_Bloc de texte_
-*-*-

Les signaux envoyés par le gouvernement Sonko ne sont pas rassurantes pour le monde de l’entreprise. C’est un euphémisme de le ressasser à tout bout de champ.
Dans une de nos précédentes chroniques, nous annoncions avec un brin de prémonition l’installation de la République des régies financières. Nous avions visiblement vu juste tant l’épouvantail fiscal est brandi pour échauder les patrons d’entreprises de tout bord et freiner leur ardeur.
Or, il s’agit pour chaque nouveau pouvoir de travailler à rassurer par des actes impactants afin de gagner la confiance des acteurs de l’économie quels qu’ils soient.Une manière de participer activement à la libération de toutes les énergies.
Il n’est pas question ici d’inciter à la délinquance voire la négation fiscale.Loin de là. L’idée c’est d’avoir une approche intelligente et inclusive en élargissant davantage l’assiette et en instaurant surtout une fiscalité adaptée à des domaines sensibles comme les médias, le tourisme-hôtellerie,l’agro-industrie…
Le maître-mot c’est exactement de faire de ceux qui font tourner la machine économique des partenaires de choix, des acteurs vitaux de notre démocratie, des icônes à protéger et non des Sénégalais dont il faut démanteler hic et nunc le Business. Si telle est la stratégie des nouvelles autorités, ce serait une approche contre-productive qui va plonger le pays dans une incertitude de nature à le rendre moins attractif pour la captation des investissements directs étrangers(IDE).
Il faut savoir que les patrons et investisseurs Sénégalais sont les moteurs de la croissance économique. Il faut les soutenir fortement et les protéger pour en faire des champions économiques de la sous-région. C’est ce que fait le Nigeria avec le géant industriel Aliko Dangote et c’est aussi ce que fait le Roi du Maroc Mohamed qui se comporte toujours en VRP de son secteur privé.

-*-*-

_Lignes fournies_
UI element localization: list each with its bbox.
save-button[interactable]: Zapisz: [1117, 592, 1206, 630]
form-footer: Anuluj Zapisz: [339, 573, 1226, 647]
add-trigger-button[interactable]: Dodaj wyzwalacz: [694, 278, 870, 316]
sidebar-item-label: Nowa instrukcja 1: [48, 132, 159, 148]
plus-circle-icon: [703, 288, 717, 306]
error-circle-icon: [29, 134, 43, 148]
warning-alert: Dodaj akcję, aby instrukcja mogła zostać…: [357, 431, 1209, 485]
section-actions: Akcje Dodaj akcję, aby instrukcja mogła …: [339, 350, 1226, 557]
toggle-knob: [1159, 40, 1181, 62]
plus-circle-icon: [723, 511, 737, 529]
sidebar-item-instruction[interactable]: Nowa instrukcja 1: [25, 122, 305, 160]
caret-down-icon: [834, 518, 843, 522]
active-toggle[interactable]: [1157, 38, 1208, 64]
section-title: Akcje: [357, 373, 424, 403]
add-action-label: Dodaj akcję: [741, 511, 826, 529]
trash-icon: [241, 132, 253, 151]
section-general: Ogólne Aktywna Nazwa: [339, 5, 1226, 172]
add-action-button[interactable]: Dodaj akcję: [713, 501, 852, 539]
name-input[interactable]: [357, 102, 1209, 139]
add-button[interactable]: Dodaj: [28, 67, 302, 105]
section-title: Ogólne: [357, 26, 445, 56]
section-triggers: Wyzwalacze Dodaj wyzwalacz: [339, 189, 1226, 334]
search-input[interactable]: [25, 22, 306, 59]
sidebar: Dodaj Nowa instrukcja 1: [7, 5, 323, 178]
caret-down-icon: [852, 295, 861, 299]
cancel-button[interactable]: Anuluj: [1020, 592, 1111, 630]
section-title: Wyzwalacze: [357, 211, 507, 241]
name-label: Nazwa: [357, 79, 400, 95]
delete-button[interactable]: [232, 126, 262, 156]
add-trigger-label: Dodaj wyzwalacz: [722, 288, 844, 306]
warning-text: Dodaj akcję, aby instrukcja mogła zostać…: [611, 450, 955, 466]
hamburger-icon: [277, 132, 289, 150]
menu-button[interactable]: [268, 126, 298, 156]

-*-*-

_Explorer le contenu_
A: D'après le texte sur la politique fiscale du gouvernement Sonko, pourquoi une stratégie visant à démanteler les affaires des entrepreneurs sénégalais serait-elle contre-productive ? Répondez en une à trois phrases.
B: Énumérez les domaines sensibles pour lesquels le texte sur la politique fiscale du gouvernement Sonko préconise une fiscalité adaptée.
C: Rédigez la suite du texte sur la politique fiscale du gouvernement Sonko, après sa dernière phrase.
Les lignes n'ont aucun rôle dans cet exercice.

_Réponses_
A: Une telle stratégie plongerait le pays dans une incertitude qui le rendrait moins attractif pour la captation des investissements directs étrangers (IDE).

B: Les médias, le tourisme-hôtellerie et l'agro-industrie.

C:
Par ailleurs, il faut sortir de Dakar et valoriser l’énorme potentiel industriel du Sénégal.
Une lueur d’espoir pour les privés nationaux avec le projet ambitieux du ministre de l’industrie et du commerce Serigne Guèye Diop qui avait annoncé aux assises du CNP la création de 8 zones industrielles à travers le Sénégal.
Les enjeux et défis de l’exploitation pétrolière et gazière offrent également de nouvelles perspectives notamment avec l’intégration du contenu local.
C’est vrai que le nouveau pouvoir est actuellement dans une stratégie planifiée de démantèlement des innombrables sanctuaires de l’économie souterraine, ce qui explique d’ailleurs ces arrestations massives liées au trafic de drogue.
Il est évident que la lutte active contre la corruption impacte négativement l’activité du fait de l’existence d’un système éprouvé de vases communicants entre l’économie conventionnelle et l’informel.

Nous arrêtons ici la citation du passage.